-------- Records provided

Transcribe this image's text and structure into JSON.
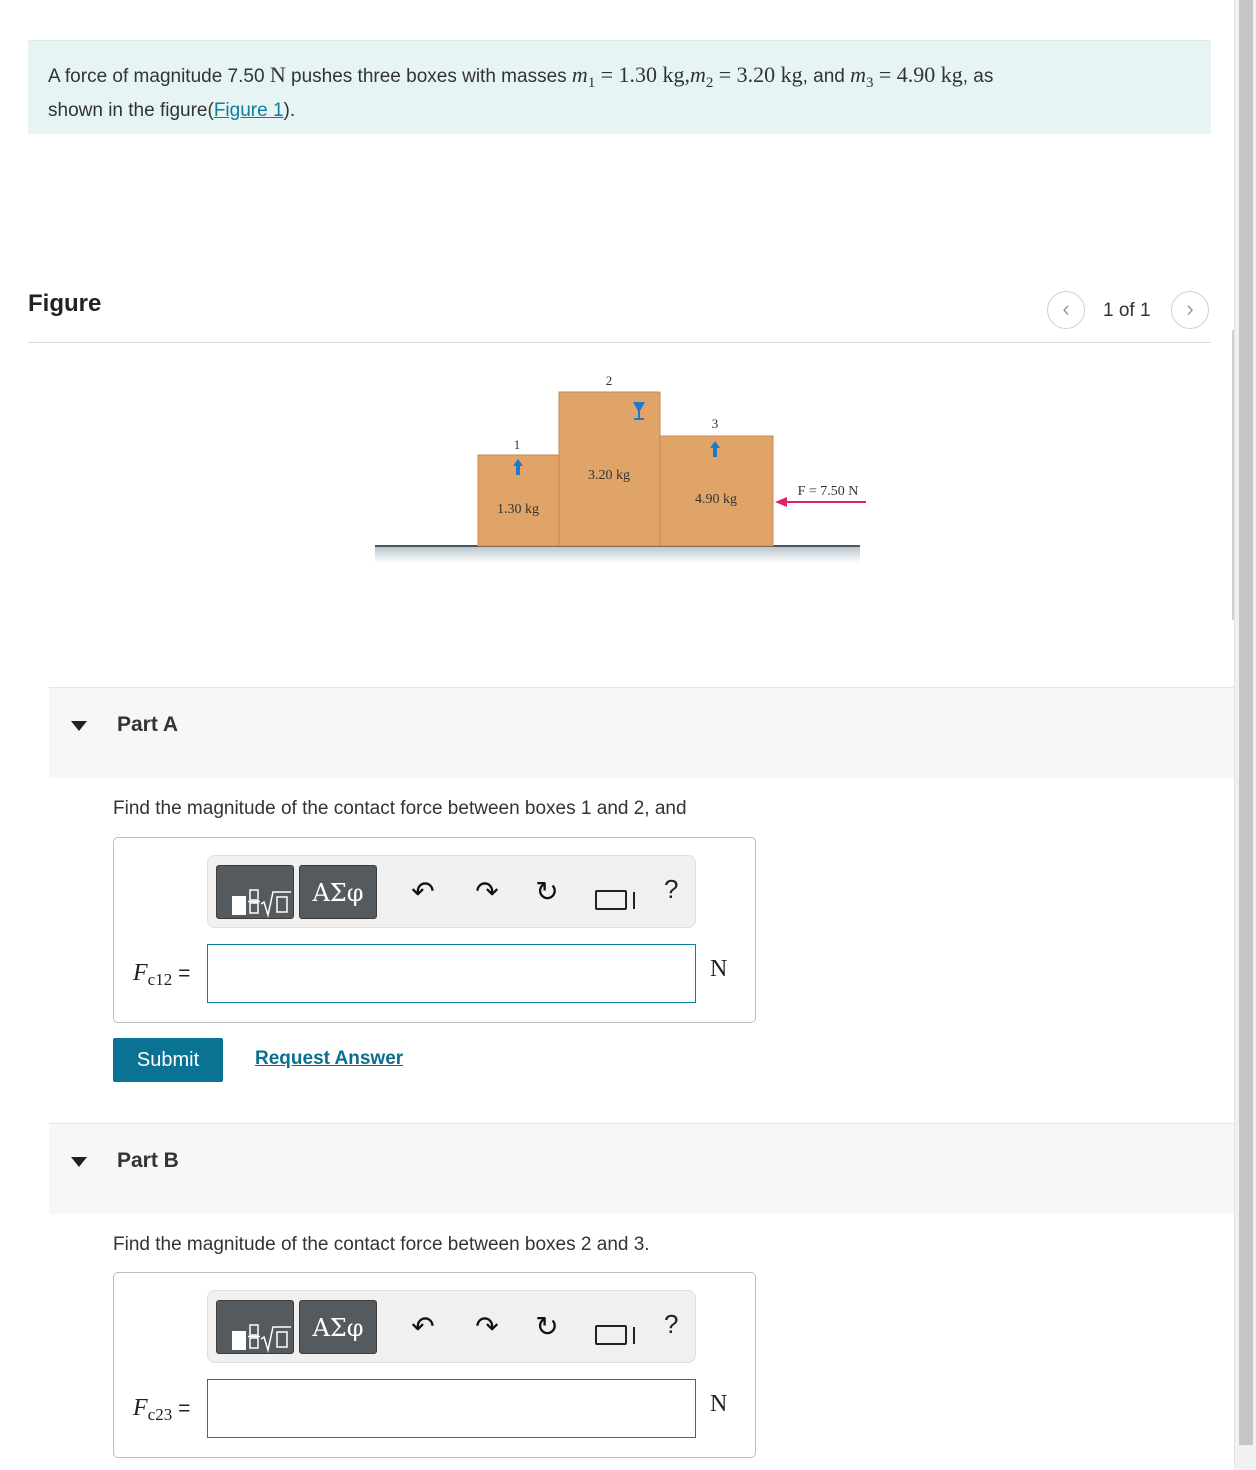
{
  "intro": {
    "text_start": "A force of magnitude 7.50",
    "force_unit": "N",
    "text_mid": "pushes three boxes with masses",
    "m1_sym": "m",
    "m1_sub": "1",
    "m1_val": "= 1.30  kg,",
    "m2_sym": "m",
    "m2_sub": "2",
    "m2_val": "= 3.20 kg",
    "comma_and": ", and",
    "m3_sym": "m",
    "m3_sub": "3",
    "m3_val": "= 4.90 kg",
    "text_as": ", as",
    "line2_start": "shown in the figure(",
    "figure_link": "Figure 1",
    "line2_end": ")."
  },
  "figure_panel": {
    "title": "Figure",
    "pager_text": "1 of 1",
    "prev_icon": "chevron-left-icon",
    "next_icon": "chevron-right-icon"
  },
  "figure": {
    "box1_number": "1",
    "box1_mass": "1.30 kg",
    "box2_number": "2",
    "box2_mass": "3.20 kg",
    "box3_number": "3",
    "box3_mass": "4.90 kg",
    "force_label": "F = 7.50 N",
    "box_color": "#e0a468",
    "arrow_color": "#e0245e"
  },
  "part_a": {
    "label": "Part A",
    "question": "Find the magnitude of the contact force between boxes 1 and 2, and",
    "var_symbol": "F",
    "var_sub": "c12",
    "equals": "=",
    "value": "",
    "unit": "N",
    "greek_label": "ΑΣφ",
    "help_label": "?"
  },
  "actions": {
    "submit_label": "Submit",
    "request_label": "Request Answer"
  },
  "part_b": {
    "label": "Part B",
    "question": "Find the magnitude of the contact force between boxes 2 and 3.",
    "var_symbol": "F",
    "var_sub": "c23",
    "equals": "=",
    "value": "",
    "unit": "N",
    "greek_label": "ΑΣφ",
    "help_label": "?"
  },
  "colors": {
    "accent": "#0a7293",
    "link": "#0d7d9c",
    "banner": "#e6f4f4"
  }
}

----------------

From the entries above, return each line with the word "between" in it.

| Response to the task |
    "question": "Find the magnitude of the contact force between boxes 1 and 2, and",
    "question": "Find the magnitude of the contact force between boxes 2 and 3.",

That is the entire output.